### Records for the exercise:
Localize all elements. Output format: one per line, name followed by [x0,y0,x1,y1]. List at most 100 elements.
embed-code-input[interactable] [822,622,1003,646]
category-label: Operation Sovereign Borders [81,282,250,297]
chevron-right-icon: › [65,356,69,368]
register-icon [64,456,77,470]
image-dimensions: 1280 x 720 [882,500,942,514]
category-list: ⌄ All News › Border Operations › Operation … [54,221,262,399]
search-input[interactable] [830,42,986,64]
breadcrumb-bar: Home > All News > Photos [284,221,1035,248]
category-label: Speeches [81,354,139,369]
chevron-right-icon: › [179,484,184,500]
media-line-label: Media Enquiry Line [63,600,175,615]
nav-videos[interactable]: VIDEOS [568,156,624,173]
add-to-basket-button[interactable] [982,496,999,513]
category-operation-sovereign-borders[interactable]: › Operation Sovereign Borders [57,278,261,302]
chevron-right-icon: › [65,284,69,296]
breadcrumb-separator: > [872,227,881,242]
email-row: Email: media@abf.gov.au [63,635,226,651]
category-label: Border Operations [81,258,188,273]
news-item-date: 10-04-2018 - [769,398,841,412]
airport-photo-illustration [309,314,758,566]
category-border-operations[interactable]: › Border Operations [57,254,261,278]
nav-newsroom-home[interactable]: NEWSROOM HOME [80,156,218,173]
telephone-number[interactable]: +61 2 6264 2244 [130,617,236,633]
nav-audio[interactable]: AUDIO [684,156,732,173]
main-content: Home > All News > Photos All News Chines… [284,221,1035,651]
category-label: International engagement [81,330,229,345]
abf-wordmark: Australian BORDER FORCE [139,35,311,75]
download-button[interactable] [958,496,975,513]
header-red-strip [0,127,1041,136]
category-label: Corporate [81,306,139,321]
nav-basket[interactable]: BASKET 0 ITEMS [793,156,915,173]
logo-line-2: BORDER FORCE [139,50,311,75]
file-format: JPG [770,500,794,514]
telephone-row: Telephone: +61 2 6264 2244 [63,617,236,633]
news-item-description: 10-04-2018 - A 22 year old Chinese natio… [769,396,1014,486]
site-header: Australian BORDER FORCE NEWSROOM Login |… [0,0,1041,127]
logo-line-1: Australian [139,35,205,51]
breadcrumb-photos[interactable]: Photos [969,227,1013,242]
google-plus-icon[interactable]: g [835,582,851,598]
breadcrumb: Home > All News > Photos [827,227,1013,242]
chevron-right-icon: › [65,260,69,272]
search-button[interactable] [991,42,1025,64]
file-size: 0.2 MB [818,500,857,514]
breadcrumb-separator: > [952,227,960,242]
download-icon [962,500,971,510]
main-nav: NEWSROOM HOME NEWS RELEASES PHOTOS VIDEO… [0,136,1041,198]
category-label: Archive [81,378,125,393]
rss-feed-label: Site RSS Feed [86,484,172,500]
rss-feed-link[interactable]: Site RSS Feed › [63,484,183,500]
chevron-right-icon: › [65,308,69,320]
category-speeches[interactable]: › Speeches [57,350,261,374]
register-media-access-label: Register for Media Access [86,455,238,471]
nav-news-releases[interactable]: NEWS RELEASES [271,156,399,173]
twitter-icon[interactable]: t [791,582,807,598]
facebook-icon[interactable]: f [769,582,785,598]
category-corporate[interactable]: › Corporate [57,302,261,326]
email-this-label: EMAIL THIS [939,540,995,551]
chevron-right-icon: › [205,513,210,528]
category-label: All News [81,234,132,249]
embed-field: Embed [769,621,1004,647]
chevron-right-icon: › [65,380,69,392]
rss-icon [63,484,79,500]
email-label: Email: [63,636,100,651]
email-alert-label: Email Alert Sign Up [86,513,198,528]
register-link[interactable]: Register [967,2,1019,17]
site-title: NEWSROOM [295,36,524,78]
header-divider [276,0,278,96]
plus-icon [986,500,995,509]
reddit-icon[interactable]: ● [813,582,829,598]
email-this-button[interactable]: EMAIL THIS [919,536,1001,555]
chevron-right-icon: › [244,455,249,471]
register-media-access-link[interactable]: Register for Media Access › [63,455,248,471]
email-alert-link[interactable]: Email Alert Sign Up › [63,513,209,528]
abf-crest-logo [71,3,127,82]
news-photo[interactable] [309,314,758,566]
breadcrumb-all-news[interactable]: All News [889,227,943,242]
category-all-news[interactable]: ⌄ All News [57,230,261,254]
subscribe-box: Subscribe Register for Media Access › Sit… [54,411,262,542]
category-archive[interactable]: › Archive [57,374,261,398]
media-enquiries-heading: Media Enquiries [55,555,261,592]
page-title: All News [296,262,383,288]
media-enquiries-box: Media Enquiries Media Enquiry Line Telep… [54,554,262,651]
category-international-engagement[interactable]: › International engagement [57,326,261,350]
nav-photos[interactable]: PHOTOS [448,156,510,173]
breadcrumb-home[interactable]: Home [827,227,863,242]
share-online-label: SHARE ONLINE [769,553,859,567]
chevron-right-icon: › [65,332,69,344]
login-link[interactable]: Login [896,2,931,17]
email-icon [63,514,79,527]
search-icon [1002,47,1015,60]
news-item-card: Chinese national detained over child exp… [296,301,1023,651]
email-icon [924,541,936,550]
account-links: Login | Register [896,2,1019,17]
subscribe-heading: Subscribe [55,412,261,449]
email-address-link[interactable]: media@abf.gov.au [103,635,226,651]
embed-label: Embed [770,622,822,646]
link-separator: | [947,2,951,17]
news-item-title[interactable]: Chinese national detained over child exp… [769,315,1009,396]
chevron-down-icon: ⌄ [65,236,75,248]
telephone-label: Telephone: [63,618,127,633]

* * *

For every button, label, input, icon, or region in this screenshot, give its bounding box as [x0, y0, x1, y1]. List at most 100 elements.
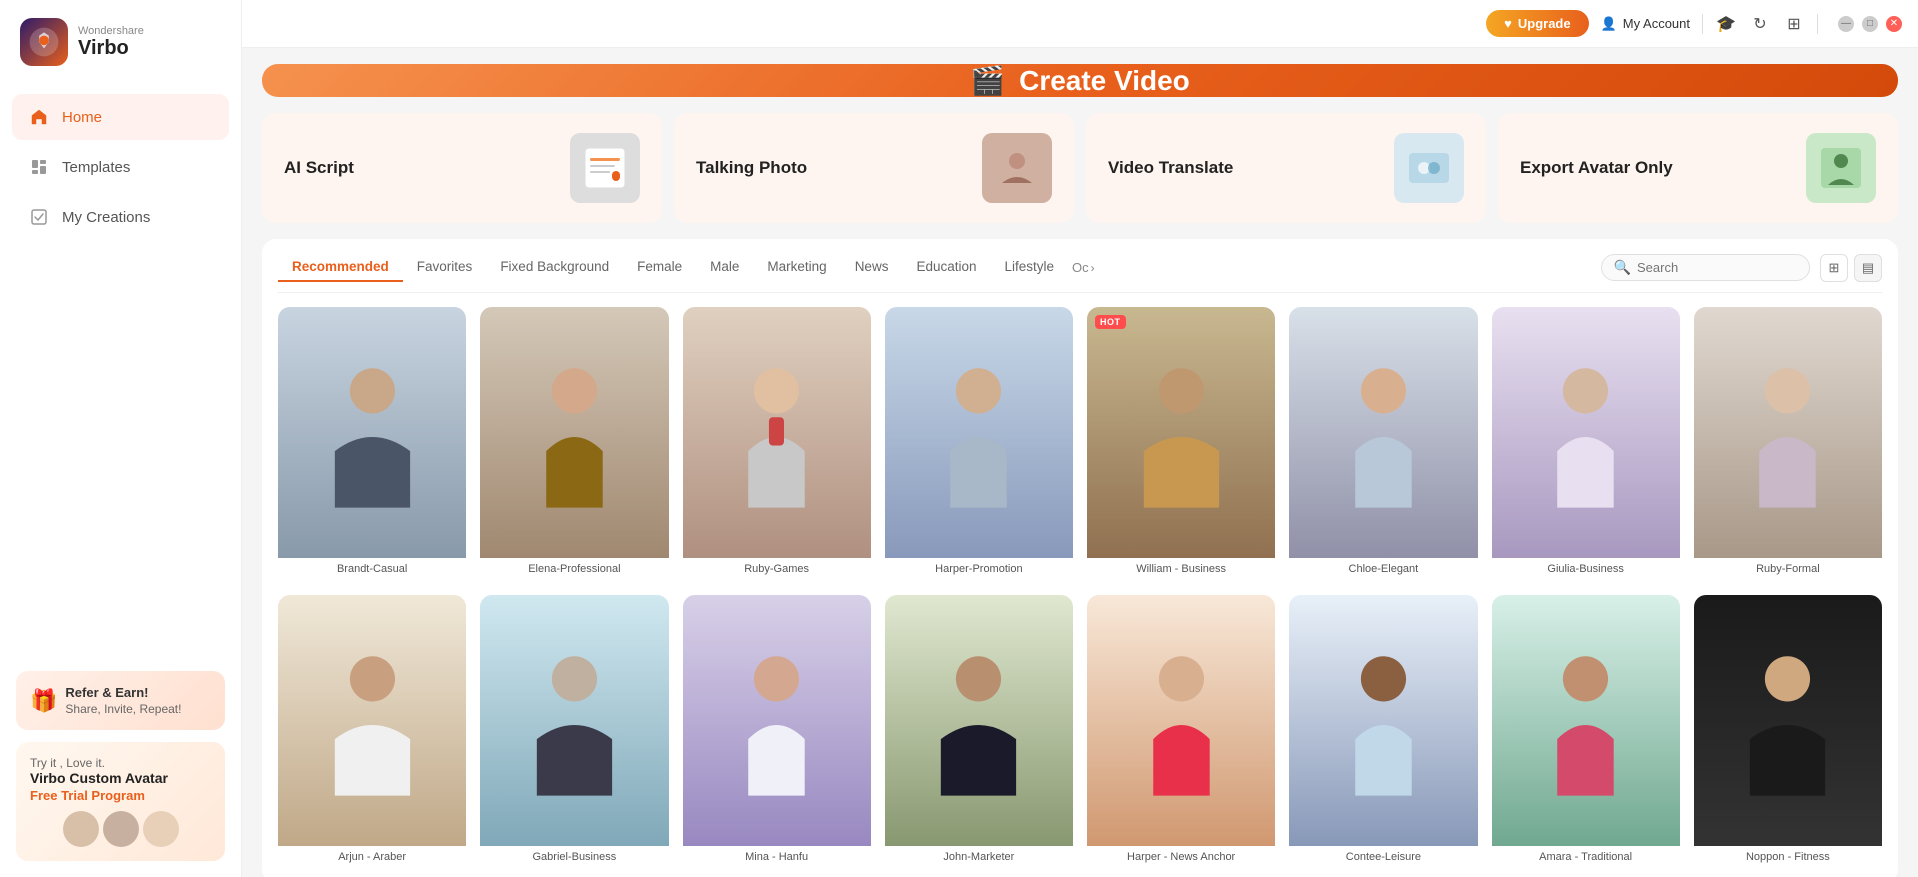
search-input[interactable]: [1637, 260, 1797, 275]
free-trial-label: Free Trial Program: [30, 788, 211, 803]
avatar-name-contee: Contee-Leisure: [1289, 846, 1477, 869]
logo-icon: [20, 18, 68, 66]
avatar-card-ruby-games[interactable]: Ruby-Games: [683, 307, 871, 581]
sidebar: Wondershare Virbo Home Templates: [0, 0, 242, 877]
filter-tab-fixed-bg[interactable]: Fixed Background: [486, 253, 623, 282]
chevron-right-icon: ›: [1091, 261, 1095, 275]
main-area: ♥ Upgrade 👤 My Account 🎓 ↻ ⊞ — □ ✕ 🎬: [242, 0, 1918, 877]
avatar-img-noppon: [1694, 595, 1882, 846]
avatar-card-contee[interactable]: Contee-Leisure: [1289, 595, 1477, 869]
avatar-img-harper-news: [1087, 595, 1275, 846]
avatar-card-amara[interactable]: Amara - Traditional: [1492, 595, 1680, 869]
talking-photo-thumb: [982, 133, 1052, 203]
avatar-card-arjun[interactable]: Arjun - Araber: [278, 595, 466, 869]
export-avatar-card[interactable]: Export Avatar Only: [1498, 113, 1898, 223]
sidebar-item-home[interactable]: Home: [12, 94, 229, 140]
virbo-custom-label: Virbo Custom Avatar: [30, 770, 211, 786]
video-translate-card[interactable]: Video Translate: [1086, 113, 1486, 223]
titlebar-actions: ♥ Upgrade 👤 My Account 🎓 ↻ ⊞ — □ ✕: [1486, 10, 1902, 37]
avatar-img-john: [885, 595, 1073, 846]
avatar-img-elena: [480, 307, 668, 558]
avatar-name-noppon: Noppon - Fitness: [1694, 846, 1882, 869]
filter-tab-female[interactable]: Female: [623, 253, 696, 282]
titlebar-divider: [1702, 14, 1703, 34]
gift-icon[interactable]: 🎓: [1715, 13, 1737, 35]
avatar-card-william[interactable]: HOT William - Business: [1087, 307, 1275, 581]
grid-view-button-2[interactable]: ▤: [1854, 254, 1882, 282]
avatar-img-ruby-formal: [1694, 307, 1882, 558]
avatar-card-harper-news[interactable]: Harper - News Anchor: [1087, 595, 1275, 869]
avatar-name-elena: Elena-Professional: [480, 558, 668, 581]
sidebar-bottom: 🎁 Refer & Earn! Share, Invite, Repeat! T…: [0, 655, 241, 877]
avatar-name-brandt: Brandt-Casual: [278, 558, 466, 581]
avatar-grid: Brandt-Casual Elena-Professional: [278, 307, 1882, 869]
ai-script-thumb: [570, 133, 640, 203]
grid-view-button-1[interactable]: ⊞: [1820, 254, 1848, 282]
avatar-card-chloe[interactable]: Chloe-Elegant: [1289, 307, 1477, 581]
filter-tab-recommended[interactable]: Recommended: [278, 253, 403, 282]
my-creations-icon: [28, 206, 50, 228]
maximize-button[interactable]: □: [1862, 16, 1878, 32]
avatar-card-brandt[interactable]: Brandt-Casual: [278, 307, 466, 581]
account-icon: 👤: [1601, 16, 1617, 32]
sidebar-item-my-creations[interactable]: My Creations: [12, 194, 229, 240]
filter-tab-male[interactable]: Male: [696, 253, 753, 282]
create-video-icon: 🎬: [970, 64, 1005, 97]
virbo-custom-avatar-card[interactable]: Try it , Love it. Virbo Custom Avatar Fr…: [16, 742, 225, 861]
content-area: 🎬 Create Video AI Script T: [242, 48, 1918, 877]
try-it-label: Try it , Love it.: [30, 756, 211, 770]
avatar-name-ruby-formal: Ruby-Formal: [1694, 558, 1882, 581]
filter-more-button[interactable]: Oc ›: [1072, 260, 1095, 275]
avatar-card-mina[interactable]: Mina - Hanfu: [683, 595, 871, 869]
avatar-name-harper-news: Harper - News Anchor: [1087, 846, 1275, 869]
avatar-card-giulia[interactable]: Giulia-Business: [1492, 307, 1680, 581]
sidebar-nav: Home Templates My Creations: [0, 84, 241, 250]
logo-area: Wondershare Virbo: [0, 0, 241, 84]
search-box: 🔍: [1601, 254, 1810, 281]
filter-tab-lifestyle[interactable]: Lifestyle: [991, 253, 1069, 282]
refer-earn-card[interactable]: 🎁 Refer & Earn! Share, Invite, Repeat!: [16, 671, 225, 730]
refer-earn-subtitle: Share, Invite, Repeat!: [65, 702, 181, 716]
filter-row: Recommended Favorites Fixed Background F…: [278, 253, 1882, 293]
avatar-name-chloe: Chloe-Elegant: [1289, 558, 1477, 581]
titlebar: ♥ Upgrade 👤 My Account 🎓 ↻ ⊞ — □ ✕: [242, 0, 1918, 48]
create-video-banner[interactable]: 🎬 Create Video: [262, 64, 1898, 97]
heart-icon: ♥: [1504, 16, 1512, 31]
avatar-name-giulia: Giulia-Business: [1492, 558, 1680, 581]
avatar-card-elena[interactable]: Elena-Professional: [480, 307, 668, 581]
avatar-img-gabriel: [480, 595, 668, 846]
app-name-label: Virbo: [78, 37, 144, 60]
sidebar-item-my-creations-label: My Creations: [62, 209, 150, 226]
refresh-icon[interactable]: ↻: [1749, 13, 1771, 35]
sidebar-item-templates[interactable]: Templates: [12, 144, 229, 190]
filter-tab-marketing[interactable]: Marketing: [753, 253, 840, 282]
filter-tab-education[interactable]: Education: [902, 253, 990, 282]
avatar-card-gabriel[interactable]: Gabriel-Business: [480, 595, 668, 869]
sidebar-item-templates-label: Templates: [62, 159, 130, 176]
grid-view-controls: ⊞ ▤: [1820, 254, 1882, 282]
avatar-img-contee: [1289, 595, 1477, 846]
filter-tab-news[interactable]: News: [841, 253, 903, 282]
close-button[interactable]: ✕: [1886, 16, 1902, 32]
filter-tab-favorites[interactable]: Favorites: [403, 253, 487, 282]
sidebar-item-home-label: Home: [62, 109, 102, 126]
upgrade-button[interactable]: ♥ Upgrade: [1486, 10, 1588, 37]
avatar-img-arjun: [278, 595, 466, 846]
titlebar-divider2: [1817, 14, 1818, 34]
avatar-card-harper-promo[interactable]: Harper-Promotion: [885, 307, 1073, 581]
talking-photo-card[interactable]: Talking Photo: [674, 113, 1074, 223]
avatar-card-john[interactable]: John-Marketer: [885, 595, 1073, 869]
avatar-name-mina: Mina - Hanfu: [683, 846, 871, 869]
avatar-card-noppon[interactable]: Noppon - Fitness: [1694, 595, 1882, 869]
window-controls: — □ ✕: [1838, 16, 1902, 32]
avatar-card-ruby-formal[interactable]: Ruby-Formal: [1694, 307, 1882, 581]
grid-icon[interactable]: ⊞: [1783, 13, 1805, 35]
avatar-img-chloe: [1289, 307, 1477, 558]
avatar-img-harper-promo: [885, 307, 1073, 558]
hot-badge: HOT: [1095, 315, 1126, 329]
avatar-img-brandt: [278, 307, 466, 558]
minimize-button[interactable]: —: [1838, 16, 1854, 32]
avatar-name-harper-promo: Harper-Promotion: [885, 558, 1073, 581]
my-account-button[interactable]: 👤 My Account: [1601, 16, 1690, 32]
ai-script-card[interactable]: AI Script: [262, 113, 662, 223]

### Problem description:
Repeat the records from the line with "Localize all elements." up to and including the line with "image-dimensions: 1280 x".

### Exercise result:
Localize all elements. Output format: one per line, name followed by [x0,y0,x1,y1]. List at most 100 elements.
embed-code-input[interactable] [822,622,1003,646]
category-label: Operation Sovereign Borders [81,282,250,297]
chevron-right-icon: › [65,356,69,368]
register-icon [64,456,77,470]
image-dimensions: 1280 x 720 [882,500,942,514]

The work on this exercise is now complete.